## SUPPLIED DATA
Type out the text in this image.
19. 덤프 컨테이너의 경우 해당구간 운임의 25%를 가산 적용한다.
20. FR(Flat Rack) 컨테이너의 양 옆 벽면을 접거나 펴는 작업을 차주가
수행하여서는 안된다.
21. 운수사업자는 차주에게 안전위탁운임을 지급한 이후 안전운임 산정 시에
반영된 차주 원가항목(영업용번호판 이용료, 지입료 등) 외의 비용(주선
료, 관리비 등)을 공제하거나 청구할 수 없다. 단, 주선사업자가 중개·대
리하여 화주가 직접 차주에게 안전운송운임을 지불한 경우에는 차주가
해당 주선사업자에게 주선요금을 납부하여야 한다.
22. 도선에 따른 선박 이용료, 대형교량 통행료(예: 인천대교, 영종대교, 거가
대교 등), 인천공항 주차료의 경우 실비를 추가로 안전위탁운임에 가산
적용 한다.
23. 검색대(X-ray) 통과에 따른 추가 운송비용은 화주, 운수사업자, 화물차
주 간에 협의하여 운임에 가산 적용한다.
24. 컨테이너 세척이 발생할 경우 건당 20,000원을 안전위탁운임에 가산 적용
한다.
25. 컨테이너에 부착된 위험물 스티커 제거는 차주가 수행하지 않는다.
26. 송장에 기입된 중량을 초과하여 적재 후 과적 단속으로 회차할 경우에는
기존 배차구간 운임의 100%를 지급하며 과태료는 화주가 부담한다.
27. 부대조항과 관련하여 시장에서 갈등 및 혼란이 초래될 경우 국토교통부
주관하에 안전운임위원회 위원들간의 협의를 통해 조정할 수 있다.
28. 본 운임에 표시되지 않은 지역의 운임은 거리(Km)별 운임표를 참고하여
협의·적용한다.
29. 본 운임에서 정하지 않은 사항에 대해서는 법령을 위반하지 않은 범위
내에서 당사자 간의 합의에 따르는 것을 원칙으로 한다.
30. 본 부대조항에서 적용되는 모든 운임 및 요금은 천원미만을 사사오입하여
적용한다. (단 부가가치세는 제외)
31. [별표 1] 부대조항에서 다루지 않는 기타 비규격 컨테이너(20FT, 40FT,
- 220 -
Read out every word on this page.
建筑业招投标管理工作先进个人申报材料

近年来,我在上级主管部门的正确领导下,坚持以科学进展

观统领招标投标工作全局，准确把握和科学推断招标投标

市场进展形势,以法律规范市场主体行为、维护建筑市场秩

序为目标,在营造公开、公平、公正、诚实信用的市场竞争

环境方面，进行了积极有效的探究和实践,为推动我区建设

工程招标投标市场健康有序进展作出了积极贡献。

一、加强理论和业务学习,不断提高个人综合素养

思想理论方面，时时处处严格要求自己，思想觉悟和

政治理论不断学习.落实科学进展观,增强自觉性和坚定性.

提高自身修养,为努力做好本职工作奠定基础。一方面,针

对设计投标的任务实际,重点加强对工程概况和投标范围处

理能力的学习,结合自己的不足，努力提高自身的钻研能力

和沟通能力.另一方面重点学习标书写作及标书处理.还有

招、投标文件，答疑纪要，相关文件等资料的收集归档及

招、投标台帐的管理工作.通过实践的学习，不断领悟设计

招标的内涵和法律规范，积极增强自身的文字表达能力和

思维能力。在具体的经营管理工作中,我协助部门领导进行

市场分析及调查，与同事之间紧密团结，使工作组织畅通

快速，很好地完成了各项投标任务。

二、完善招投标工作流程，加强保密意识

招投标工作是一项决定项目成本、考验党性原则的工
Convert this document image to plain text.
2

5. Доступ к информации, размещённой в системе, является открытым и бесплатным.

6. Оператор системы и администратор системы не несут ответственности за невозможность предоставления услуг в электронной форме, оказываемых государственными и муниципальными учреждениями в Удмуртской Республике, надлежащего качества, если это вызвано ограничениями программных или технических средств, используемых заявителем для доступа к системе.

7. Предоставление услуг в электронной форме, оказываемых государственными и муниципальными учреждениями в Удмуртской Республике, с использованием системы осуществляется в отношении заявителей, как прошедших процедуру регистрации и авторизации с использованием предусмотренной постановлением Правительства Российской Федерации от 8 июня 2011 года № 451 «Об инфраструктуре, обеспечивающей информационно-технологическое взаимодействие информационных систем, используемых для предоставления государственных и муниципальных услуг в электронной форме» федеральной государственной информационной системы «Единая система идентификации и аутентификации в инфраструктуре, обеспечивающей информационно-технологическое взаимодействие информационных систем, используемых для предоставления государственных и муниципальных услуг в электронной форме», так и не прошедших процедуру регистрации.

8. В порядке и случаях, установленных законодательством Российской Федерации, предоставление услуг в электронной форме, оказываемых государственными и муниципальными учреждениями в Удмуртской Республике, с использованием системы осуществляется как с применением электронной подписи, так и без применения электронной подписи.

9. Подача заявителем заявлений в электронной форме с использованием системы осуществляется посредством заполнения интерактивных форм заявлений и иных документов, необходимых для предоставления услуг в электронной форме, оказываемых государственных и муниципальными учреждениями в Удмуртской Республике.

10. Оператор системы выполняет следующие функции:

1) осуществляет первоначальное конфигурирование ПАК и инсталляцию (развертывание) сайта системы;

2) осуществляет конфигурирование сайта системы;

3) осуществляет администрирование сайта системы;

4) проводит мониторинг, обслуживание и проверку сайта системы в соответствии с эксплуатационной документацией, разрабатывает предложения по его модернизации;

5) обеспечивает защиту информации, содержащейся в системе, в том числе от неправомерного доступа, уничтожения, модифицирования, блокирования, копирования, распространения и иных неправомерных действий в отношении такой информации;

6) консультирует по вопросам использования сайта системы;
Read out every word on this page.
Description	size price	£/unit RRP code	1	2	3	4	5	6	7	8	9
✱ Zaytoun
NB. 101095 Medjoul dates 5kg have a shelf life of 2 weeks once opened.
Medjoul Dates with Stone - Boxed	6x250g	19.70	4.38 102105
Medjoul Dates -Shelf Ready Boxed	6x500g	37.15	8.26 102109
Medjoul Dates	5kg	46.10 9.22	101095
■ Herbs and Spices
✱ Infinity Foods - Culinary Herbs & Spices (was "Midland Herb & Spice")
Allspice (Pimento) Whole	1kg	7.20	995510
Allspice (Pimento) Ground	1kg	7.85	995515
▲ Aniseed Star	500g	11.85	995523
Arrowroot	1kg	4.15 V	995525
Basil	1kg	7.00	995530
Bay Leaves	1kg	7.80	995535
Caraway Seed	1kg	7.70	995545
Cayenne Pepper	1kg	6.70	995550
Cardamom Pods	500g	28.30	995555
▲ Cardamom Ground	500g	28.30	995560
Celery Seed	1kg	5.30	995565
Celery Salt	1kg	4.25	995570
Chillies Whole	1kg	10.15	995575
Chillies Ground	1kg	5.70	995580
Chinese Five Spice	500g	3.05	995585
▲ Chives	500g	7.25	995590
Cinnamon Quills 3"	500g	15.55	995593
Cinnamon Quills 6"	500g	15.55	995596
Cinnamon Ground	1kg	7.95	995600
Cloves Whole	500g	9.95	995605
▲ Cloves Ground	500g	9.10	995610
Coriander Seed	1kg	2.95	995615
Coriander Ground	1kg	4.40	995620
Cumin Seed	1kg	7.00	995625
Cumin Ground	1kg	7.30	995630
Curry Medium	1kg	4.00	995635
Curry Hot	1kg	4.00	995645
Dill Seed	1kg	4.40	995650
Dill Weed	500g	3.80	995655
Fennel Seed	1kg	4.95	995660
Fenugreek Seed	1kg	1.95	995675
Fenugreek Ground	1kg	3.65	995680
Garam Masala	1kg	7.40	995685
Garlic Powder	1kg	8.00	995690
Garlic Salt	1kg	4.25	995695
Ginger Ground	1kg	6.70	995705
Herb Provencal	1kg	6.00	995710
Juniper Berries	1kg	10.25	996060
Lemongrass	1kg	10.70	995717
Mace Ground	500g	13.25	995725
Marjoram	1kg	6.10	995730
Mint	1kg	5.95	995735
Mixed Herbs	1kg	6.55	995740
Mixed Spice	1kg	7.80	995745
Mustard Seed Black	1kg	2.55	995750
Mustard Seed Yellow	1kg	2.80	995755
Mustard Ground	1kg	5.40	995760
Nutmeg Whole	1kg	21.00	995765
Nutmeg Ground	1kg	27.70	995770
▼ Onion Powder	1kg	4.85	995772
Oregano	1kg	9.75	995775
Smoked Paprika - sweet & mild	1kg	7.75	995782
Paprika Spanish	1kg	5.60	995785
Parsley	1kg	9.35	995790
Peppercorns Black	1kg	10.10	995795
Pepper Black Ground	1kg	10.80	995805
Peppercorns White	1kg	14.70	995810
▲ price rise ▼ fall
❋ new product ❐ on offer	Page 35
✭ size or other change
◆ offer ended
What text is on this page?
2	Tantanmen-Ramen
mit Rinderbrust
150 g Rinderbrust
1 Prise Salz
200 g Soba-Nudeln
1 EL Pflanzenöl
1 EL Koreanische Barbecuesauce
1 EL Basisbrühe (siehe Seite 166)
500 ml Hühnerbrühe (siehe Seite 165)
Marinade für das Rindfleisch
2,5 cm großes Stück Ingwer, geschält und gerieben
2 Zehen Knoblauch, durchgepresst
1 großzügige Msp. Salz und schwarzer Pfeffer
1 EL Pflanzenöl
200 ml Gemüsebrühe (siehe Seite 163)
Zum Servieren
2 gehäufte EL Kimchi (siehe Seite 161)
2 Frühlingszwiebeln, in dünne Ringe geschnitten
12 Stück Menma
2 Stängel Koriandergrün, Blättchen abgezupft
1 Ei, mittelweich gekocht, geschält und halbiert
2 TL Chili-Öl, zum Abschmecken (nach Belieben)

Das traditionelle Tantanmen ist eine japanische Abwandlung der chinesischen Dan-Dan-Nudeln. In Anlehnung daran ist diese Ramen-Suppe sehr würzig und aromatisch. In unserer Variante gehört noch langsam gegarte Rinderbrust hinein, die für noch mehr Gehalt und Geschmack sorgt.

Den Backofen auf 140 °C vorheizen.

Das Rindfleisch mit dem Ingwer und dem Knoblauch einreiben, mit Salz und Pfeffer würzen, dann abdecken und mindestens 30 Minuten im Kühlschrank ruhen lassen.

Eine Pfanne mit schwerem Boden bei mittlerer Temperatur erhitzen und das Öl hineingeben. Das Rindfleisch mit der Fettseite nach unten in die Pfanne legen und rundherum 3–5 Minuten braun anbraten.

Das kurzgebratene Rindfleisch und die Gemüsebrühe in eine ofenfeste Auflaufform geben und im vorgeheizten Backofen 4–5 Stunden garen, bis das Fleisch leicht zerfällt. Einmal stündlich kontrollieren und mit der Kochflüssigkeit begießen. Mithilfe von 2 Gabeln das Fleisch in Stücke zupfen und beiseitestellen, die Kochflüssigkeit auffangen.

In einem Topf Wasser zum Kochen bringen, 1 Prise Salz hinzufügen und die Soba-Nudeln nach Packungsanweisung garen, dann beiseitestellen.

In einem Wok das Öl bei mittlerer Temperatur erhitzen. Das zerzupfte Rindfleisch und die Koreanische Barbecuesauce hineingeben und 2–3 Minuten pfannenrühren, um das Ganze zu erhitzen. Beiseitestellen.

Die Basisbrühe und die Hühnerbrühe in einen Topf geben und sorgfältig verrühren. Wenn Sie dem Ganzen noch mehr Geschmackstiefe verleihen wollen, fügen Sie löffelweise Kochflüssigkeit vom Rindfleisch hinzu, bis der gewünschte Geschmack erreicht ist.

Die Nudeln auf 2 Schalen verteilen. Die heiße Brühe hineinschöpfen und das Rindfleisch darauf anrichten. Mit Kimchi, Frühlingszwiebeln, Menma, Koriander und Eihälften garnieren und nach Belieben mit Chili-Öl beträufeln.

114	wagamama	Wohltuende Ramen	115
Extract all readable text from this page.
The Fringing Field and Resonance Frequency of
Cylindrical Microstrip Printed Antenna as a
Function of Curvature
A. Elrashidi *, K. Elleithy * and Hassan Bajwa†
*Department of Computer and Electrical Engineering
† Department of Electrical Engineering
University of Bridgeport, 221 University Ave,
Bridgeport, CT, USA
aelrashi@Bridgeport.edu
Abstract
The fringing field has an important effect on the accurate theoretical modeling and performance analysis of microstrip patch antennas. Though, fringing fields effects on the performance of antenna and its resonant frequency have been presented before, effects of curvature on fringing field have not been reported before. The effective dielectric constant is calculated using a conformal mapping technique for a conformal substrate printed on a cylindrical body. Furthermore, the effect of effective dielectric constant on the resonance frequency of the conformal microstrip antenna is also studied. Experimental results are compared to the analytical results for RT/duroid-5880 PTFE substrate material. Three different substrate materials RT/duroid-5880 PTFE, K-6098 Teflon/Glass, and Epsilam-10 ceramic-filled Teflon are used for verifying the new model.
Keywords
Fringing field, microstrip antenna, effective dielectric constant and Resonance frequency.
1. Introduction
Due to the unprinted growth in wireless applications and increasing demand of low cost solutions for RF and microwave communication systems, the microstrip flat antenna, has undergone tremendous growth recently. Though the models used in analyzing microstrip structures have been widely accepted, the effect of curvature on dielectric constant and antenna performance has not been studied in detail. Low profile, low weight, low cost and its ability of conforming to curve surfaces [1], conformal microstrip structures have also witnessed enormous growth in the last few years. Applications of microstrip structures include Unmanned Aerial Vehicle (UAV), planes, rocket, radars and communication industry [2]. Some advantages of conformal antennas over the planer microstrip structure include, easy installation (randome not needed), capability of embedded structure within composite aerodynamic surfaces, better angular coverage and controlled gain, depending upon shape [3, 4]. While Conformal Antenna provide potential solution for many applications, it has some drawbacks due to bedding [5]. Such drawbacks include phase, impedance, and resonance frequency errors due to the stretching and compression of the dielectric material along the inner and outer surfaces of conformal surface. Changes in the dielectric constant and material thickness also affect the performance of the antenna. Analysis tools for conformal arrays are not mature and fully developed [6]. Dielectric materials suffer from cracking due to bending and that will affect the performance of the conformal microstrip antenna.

## WORK TO BE COMPLETED
Only a number is wanted: how many lines contain "иных"?

## FINAL RESULT
2